Reproduce the records that follow in full, excluding any picture they contain.

********

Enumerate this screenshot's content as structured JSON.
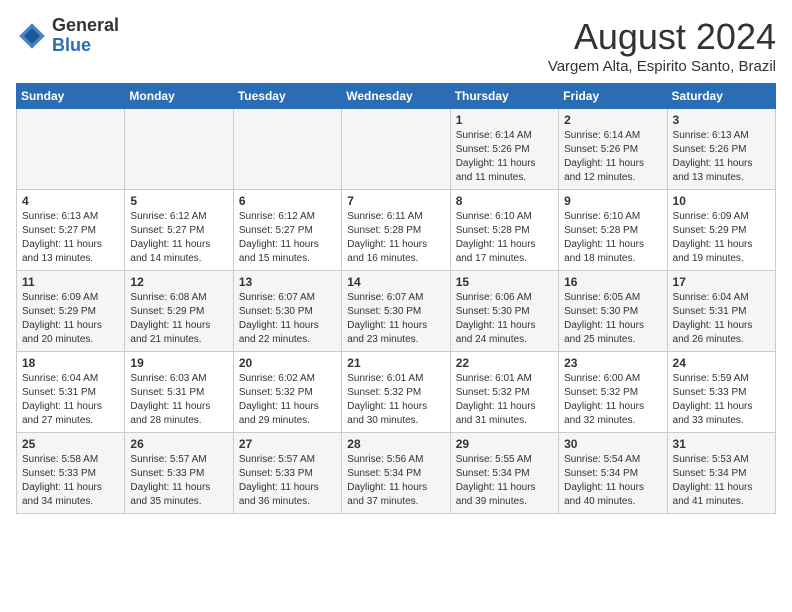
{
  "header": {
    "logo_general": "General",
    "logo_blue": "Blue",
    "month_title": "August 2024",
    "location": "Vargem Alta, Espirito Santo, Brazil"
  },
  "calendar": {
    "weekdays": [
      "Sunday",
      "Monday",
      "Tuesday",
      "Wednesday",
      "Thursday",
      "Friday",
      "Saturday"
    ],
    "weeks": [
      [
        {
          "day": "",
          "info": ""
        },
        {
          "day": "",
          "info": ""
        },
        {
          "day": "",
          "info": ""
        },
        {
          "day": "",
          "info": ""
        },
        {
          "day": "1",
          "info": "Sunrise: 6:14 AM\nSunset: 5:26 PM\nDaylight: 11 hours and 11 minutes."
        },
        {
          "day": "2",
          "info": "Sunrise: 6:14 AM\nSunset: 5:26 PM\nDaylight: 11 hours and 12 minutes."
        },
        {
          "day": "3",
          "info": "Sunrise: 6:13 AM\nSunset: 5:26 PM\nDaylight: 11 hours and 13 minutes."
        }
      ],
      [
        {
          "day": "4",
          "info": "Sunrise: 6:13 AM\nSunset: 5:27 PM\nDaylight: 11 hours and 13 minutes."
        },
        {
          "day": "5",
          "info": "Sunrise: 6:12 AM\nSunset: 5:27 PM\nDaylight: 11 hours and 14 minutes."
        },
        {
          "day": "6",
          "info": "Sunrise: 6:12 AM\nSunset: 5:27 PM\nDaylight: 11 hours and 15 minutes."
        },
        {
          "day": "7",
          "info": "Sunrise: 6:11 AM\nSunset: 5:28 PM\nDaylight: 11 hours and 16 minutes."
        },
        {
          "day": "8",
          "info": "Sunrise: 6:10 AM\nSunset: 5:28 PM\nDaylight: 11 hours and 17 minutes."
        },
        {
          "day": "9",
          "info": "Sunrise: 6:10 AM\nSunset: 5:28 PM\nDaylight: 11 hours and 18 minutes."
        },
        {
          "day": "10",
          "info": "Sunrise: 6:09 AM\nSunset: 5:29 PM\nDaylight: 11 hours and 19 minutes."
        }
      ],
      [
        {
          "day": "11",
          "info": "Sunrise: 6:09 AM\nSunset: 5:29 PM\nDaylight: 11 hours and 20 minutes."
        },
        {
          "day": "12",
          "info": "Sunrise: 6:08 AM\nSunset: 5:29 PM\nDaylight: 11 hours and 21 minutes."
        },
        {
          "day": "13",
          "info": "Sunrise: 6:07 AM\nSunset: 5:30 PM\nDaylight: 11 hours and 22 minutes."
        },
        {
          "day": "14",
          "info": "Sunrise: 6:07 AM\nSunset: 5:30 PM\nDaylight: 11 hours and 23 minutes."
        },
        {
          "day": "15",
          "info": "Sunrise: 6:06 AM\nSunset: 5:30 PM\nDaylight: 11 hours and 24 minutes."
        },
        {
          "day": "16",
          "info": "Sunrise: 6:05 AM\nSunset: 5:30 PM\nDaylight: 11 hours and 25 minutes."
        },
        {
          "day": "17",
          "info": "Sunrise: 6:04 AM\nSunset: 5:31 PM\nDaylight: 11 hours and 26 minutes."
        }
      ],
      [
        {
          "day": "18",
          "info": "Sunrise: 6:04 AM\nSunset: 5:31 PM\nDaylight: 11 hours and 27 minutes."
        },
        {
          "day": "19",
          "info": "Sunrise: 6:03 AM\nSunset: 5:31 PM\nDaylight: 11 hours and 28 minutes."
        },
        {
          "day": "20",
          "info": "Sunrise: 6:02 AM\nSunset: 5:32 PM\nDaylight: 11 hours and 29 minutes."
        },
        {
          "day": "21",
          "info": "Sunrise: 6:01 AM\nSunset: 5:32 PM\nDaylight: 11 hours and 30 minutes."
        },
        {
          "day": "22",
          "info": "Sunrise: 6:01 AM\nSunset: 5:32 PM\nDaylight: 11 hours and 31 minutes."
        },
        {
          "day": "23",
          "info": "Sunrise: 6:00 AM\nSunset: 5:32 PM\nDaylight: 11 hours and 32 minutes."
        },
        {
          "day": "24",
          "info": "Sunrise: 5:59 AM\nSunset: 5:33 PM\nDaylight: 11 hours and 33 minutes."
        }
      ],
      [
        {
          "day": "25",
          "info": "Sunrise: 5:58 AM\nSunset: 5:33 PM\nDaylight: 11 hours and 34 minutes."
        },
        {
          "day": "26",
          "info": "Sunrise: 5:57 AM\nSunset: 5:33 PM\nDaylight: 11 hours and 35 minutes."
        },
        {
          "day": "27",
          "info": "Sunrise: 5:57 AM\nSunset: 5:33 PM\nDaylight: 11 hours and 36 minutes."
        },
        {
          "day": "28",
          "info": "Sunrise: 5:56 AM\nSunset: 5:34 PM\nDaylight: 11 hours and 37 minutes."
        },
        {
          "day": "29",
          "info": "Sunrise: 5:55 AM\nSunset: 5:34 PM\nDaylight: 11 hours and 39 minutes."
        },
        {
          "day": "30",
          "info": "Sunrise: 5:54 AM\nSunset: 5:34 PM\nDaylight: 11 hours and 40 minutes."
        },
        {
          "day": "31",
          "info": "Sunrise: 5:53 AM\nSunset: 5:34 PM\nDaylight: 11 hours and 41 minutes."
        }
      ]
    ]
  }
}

********

* _RESPONSE TO THE EXERCISE_
Enumerate this screenshot's content as structured JSON.
{
  "header": {
    "logo_general": "General",
    "logo_blue": "Blue",
    "month_title": "August 2024",
    "location": "Vargem Alta, Espirito Santo, Brazil"
  },
  "calendar": {
    "weekdays": [
      "Sunday",
      "Monday",
      "Tuesday",
      "Wednesday",
      "Thursday",
      "Friday",
      "Saturday"
    ],
    "weeks": [
      [
        {
          "day": "",
          "info": ""
        },
        {
          "day": "",
          "info": ""
        },
        {
          "day": "",
          "info": ""
        },
        {
          "day": "",
          "info": ""
        },
        {
          "day": "1",
          "info": "Sunrise: 6:14 AM\nSunset: 5:26 PM\nDaylight: 11 hours and 11 minutes."
        },
        {
          "day": "2",
          "info": "Sunrise: 6:14 AM\nSunset: 5:26 PM\nDaylight: 11 hours and 12 minutes."
        },
        {
          "day": "3",
          "info": "Sunrise: 6:13 AM\nSunset: 5:26 PM\nDaylight: 11 hours and 13 minutes."
        }
      ],
      [
        {
          "day": "4",
          "info": "Sunrise: 6:13 AM\nSunset: 5:27 PM\nDaylight: 11 hours and 13 minutes."
        },
        {
          "day": "5",
          "info": "Sunrise: 6:12 AM\nSunset: 5:27 PM\nDaylight: 11 hours and 14 minutes."
        },
        {
          "day": "6",
          "info": "Sunrise: 6:12 AM\nSunset: 5:27 PM\nDaylight: 11 hours and 15 minutes."
        },
        {
          "day": "7",
          "info": "Sunrise: 6:11 AM\nSunset: 5:28 PM\nDaylight: 11 hours and 16 minutes."
        },
        {
          "day": "8",
          "info": "Sunrise: 6:10 AM\nSunset: 5:28 PM\nDaylight: 11 hours and 17 minutes."
        },
        {
          "day": "9",
          "info": "Sunrise: 6:10 AM\nSunset: 5:28 PM\nDaylight: 11 hours and 18 minutes."
        },
        {
          "day": "10",
          "info": "Sunrise: 6:09 AM\nSunset: 5:29 PM\nDaylight: 11 hours and 19 minutes."
        }
      ],
      [
        {
          "day": "11",
          "info": "Sunrise: 6:09 AM\nSunset: 5:29 PM\nDaylight: 11 hours and 20 minutes."
        },
        {
          "day": "12",
          "info": "Sunrise: 6:08 AM\nSunset: 5:29 PM\nDaylight: 11 hours and 21 minutes."
        },
        {
          "day": "13",
          "info": "Sunrise: 6:07 AM\nSunset: 5:30 PM\nDaylight: 11 hours and 22 minutes."
        },
        {
          "day": "14",
          "info": "Sunrise: 6:07 AM\nSunset: 5:30 PM\nDaylight: 11 hours and 23 minutes."
        },
        {
          "day": "15",
          "info": "Sunrise: 6:06 AM\nSunset: 5:30 PM\nDaylight: 11 hours and 24 minutes."
        },
        {
          "day": "16",
          "info": "Sunrise: 6:05 AM\nSunset: 5:30 PM\nDaylight: 11 hours and 25 minutes."
        },
        {
          "day": "17",
          "info": "Sunrise: 6:04 AM\nSunset: 5:31 PM\nDaylight: 11 hours and 26 minutes."
        }
      ],
      [
        {
          "day": "18",
          "info": "Sunrise: 6:04 AM\nSunset: 5:31 PM\nDaylight: 11 hours and 27 minutes."
        },
        {
          "day": "19",
          "info": "Sunrise: 6:03 AM\nSunset: 5:31 PM\nDaylight: 11 hours and 28 minutes."
        },
        {
          "day": "20",
          "info": "Sunrise: 6:02 AM\nSunset: 5:32 PM\nDaylight: 11 hours and 29 minutes."
        },
        {
          "day": "21",
          "info": "Sunrise: 6:01 AM\nSunset: 5:32 PM\nDaylight: 11 hours and 30 minutes."
        },
        {
          "day": "22",
          "info": "Sunrise: 6:01 AM\nSunset: 5:32 PM\nDaylight: 11 hours and 31 minutes."
        },
        {
          "day": "23",
          "info": "Sunrise: 6:00 AM\nSunset: 5:32 PM\nDaylight: 11 hours and 32 minutes."
        },
        {
          "day": "24",
          "info": "Sunrise: 5:59 AM\nSunset: 5:33 PM\nDaylight: 11 hours and 33 minutes."
        }
      ],
      [
        {
          "day": "25",
          "info": "Sunrise: 5:58 AM\nSunset: 5:33 PM\nDaylight: 11 hours and 34 minutes."
        },
        {
          "day": "26",
          "info": "Sunrise: 5:57 AM\nSunset: 5:33 PM\nDaylight: 11 hours and 35 minutes."
        },
        {
          "day": "27",
          "info": "Sunrise: 5:57 AM\nSunset: 5:33 PM\nDaylight: 11 hours and 36 minutes."
        },
        {
          "day": "28",
          "info": "Sunrise: 5:56 AM\nSunset: 5:34 PM\nDaylight: 11 hours and 37 minutes."
        },
        {
          "day": "29",
          "info": "Sunrise: 5:55 AM\nSunset: 5:34 PM\nDaylight: 11 hours and 39 minutes."
        },
        {
          "day": "30",
          "info": "Sunrise: 5:54 AM\nSunset: 5:34 PM\nDaylight: 11 hours and 40 minutes."
        },
        {
          "day": "31",
          "info": "Sunrise: 5:53 AM\nSunset: 5:34 PM\nDaylight: 11 hours and 41 minutes."
        }
      ]
    ]
  }
}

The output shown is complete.